◆ **SOURCE DOCUMENT**:
↓↓↓
Nucleus Datakonsult Agent Alerts Management Pack

Home

About me and Nucleus
Partners

Articles, tips etc.
My blog
Links
Microsoft articles
Forums

Course demo files




Microsoft Most Valuable Professional


Overview
SQL Server writes messages to the EventLog when various things happen in the database engine. You can tell SQL Server Agent to monitor the EventLog for some specific SQL Server errors, and let Agent can notify an operator (send e-mail) and/or start a job. The problem has always been to know what alerts to define - this article is an attempt to rectify that.

You might already have some monitoring application that has support for SQL Server, like OP5 ,HP Operations Manager or Microsoft Operations Manager. If you do and are happy with that solution, then stick with it. But if you don't have such a solution, or if you feel that your current software's support for SQL Server EventLog monitoring can be improved, then read on.

Versions of SQL Server
This article applies to SQL Server 2005 and 2008, where not noted otherwise.

Intended audience
I assume a reasonable knowledge level of SQL Server. You should be able to find your way around the tools and understand the most common terms and acronyms. If you don't meet those criteria, then I suggest you buy some tool which has an interface which is easier to use, hand this over to a senior DBA or perhaps hire a consultant to do the planning and implementation. If you want to use the T-SQL script at the end of this article, then you should be able to read and understand T-SQL scripts.

The e-mail part
You probably want to send an email when the event occurs. I suggest you use the Database Mail support which was introduced in SQL Server 2005 - a pure SMTP implementation. I discourage you from using the old "SQL Mail" support since it uses MAPI. SQL Server Books Online describes how to configure Database Mail, so I won't talk about it here. Check out Dan Guzman's script to configure Database Mail using T-SQL instead of running the Wizard on each SQL Server Instance.
↑↑↑
◆ **STATED PROBLEM A**:
Which versions of SQL Server does the article on SQL Server Agent alerts apply to?

(Items listed in a dataset)
↓↓↓
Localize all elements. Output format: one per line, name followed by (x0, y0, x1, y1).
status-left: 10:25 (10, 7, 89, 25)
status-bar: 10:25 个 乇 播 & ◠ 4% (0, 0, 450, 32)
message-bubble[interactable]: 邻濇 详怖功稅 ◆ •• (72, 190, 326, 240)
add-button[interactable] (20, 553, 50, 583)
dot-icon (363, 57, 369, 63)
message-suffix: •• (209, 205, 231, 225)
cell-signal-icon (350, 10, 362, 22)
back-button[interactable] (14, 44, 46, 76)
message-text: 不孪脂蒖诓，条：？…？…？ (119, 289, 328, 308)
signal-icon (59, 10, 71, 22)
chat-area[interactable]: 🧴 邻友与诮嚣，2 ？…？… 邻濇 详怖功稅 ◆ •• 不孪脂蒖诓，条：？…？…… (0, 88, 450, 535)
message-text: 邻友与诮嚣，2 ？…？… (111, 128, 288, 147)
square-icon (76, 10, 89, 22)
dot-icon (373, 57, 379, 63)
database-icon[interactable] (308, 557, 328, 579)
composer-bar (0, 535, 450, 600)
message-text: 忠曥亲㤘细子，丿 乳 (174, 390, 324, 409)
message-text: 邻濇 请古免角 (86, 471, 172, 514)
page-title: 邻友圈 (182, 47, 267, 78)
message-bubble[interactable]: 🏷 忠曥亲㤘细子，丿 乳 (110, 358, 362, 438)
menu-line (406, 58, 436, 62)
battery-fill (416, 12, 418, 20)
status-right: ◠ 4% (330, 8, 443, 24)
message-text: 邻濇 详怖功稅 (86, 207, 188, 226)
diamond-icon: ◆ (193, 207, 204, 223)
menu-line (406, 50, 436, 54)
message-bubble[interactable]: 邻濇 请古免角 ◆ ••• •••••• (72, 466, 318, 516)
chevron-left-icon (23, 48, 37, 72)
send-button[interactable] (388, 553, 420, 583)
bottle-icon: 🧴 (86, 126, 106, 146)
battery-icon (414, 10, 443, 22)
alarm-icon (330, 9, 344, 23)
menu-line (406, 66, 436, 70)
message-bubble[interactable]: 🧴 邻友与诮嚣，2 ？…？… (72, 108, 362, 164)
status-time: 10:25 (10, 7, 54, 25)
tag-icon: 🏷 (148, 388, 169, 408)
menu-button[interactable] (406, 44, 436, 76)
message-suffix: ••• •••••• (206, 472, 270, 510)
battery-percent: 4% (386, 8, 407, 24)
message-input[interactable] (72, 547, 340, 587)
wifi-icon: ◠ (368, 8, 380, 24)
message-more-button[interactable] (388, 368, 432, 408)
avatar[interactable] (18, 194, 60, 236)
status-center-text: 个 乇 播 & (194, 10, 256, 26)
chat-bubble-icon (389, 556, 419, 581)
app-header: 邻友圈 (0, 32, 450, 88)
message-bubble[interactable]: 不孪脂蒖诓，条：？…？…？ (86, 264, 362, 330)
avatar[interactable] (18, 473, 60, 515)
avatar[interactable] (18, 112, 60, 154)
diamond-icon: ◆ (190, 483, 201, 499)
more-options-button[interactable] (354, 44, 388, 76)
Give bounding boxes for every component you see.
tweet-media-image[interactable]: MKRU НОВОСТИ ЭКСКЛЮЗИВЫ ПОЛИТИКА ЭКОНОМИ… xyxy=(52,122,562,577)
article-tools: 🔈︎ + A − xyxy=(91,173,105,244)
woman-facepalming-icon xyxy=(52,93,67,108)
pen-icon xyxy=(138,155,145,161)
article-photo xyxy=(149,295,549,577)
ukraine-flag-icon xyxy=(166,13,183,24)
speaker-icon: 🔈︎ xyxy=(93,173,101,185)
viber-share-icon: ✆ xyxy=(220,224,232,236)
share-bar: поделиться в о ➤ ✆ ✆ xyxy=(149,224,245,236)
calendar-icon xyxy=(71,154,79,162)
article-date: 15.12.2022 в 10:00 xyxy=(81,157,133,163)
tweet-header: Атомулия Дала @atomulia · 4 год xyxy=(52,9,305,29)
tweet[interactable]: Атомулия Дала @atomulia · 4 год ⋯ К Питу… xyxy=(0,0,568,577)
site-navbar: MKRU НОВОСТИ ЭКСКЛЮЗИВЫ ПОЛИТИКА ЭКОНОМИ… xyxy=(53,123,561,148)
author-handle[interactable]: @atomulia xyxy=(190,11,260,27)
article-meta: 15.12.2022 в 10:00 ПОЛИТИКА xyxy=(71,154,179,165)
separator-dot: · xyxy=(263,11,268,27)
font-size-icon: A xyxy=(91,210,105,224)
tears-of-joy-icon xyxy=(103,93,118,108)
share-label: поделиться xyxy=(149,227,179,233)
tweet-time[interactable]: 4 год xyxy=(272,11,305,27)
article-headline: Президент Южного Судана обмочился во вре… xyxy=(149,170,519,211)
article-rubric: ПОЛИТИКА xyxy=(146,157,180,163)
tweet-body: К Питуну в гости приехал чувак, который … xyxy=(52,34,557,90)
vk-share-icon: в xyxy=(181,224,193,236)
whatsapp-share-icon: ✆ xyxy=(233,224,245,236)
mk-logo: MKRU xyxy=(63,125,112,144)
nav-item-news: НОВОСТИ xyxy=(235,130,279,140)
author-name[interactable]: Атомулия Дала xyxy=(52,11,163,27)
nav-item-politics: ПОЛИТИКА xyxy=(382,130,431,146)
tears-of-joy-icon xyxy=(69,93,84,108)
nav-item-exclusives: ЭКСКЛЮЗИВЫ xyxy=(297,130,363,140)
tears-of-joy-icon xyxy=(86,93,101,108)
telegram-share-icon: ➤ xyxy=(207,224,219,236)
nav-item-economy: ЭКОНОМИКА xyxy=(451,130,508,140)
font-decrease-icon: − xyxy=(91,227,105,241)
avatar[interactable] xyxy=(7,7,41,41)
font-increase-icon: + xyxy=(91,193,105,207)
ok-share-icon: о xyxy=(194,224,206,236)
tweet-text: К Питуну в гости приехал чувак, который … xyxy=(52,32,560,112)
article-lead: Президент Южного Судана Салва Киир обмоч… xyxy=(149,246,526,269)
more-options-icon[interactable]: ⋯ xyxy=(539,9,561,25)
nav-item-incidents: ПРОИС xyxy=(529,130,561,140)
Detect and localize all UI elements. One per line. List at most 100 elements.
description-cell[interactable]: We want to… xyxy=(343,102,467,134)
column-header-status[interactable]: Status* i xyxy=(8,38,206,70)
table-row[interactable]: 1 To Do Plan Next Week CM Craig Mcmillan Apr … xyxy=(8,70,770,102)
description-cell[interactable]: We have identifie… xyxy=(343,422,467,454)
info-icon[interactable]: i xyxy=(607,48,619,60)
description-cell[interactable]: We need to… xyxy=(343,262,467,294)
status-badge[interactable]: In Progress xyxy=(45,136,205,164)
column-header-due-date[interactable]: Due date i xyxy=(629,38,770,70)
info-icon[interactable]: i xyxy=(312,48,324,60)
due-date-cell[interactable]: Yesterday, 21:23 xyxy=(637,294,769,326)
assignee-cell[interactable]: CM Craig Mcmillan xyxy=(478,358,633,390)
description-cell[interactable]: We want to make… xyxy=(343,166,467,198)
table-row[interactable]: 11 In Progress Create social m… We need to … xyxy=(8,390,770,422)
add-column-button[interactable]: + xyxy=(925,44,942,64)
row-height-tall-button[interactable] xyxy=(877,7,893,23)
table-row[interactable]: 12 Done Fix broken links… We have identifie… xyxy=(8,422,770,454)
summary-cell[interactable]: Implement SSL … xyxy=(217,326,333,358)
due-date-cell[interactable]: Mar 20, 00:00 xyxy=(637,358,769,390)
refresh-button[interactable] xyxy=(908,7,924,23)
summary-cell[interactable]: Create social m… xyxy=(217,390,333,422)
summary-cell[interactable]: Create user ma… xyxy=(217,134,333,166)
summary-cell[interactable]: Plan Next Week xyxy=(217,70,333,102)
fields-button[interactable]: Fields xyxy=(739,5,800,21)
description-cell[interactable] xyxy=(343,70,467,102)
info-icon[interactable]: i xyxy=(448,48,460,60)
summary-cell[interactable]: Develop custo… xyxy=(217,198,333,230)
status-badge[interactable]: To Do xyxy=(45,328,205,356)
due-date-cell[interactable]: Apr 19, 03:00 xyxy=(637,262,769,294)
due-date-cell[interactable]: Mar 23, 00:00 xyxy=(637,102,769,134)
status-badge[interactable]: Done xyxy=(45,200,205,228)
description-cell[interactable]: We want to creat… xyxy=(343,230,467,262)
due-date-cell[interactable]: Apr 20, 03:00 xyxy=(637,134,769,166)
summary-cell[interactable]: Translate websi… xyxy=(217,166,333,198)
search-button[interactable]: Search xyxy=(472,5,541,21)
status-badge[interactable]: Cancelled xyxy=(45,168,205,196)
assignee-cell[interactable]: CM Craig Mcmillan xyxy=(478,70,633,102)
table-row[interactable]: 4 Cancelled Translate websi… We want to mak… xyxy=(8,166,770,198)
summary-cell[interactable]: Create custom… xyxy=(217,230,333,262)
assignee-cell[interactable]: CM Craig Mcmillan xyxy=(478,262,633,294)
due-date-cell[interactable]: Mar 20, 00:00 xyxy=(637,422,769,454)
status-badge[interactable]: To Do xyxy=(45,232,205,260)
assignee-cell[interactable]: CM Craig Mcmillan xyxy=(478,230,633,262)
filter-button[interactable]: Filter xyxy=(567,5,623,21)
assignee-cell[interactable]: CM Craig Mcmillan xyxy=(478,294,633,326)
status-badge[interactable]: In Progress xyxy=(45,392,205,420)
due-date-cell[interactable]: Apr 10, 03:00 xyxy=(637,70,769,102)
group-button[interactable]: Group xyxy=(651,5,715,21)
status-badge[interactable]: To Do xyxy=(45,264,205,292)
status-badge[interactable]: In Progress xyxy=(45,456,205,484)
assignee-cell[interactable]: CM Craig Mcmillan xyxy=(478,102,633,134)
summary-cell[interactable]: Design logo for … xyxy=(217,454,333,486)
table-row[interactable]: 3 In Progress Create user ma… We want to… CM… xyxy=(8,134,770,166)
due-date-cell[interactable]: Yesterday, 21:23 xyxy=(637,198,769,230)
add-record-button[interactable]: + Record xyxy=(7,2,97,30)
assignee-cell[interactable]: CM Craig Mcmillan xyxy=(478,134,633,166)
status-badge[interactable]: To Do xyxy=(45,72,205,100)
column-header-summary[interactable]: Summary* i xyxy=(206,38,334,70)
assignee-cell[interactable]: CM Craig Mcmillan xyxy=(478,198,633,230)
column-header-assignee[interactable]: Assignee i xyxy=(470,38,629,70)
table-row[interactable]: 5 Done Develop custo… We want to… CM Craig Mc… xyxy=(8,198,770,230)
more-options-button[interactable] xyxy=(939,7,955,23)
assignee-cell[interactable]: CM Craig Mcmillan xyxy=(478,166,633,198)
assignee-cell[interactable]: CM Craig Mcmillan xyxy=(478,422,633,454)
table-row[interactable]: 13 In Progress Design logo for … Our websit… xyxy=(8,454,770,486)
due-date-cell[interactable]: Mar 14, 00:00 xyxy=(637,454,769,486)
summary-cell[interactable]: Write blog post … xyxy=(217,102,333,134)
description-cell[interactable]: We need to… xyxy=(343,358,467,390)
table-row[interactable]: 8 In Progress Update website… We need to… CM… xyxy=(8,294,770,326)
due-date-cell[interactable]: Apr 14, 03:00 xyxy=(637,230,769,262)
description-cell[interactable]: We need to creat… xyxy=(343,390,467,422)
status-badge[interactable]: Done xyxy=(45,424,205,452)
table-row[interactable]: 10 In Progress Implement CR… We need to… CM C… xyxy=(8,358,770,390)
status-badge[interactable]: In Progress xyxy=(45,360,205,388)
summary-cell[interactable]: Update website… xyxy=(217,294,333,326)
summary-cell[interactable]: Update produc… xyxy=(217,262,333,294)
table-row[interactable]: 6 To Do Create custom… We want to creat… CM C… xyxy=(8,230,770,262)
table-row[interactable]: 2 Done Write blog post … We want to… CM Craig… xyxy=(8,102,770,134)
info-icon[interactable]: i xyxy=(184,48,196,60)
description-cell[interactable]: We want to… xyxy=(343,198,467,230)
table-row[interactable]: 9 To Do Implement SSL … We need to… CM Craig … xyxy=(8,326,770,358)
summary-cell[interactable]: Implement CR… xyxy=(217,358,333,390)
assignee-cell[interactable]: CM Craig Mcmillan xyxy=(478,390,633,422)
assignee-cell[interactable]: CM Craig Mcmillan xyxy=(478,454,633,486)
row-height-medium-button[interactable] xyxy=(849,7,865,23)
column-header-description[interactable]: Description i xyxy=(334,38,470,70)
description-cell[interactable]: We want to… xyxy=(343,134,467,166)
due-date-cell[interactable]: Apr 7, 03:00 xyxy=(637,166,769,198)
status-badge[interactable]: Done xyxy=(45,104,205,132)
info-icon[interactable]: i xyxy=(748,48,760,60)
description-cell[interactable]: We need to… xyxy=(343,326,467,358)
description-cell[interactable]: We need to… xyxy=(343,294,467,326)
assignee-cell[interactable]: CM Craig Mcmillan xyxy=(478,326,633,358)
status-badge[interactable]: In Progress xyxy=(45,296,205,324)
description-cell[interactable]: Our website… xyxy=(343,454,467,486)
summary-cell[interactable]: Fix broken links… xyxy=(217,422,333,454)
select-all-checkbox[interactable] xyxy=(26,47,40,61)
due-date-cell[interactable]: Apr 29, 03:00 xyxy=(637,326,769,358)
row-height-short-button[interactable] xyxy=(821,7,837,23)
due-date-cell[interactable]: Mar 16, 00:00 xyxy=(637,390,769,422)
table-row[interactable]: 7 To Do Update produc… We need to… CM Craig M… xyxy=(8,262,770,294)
↑↑↑
◆ **STATED PROBLEM B**:
Return the lines of the listing from its first line through the line holding "message-bubble[interactable]: 邻濇 请古免角", inclusive, exactly as they appear.

◆ **EXERCISE SOLUTION A**:
SQL Server 2005 and 2008, where not noted otherwise.

◆ **EXERCISE SOLUTION B**:
Localize all elements. Output format: one per line, name followed by (x0, y0, x1, y1).
status-left: 10:25 (10, 7, 89, 25)
status-bar: 10:25 个 乇 播 & ◠ 4% (0, 0, 450, 32)
message-bubble[interactable]: 邻濇 详怖功稅 ◆ •• (72, 190, 326, 240)
add-button[interactable] (20, 553, 50, 583)
dot-icon (363, 57, 369, 63)
message-suffix: •• (209, 205, 231, 225)
cell-signal-icon (350, 10, 362, 22)
back-button[interactable] (14, 44, 46, 76)
message-text: 不孪脂蒖诓，条：？…？…？ (119, 289, 328, 308)
signal-icon (59, 10, 71, 22)
chat-area[interactable]: 🧴 邻友与诮嚣，2 ？…？… 邻濇 详怖功稅 ◆ •• 不孪脂蒖诓，条：？…？…… (0, 88, 450, 535)
message-text: 邻友与诮嚣，2 ？…？… (111, 128, 288, 147)
square-icon (76, 10, 89, 22)
dot-icon (373, 57, 379, 63)
database-icon[interactable] (308, 557, 328, 579)
composer-bar (0, 535, 450, 600)
message-text: 忠曥亲㤘细子，丿 乳 (174, 390, 324, 409)
message-text: 邻濇 请古免角 (86, 471, 172, 514)
page-title: 邻友圈 (182, 47, 267, 78)
message-bubble[interactable]: 🏷 忠曥亲㤘细子，丿 乳 (110, 358, 362, 438)
menu-line (406, 58, 436, 62)
battery-fill (416, 12, 418, 20)
status-right: ◠ 4% (330, 8, 443, 24)
message-text: 邻濇 详怖功稅 (86, 207, 188, 226)
diamond-icon: ◆ (193, 207, 204, 223)
menu-line (406, 50, 436, 54)
message-bubble[interactable]: 邻濇 请古免角 ◆ ••• •••••• (72, 466, 318, 516)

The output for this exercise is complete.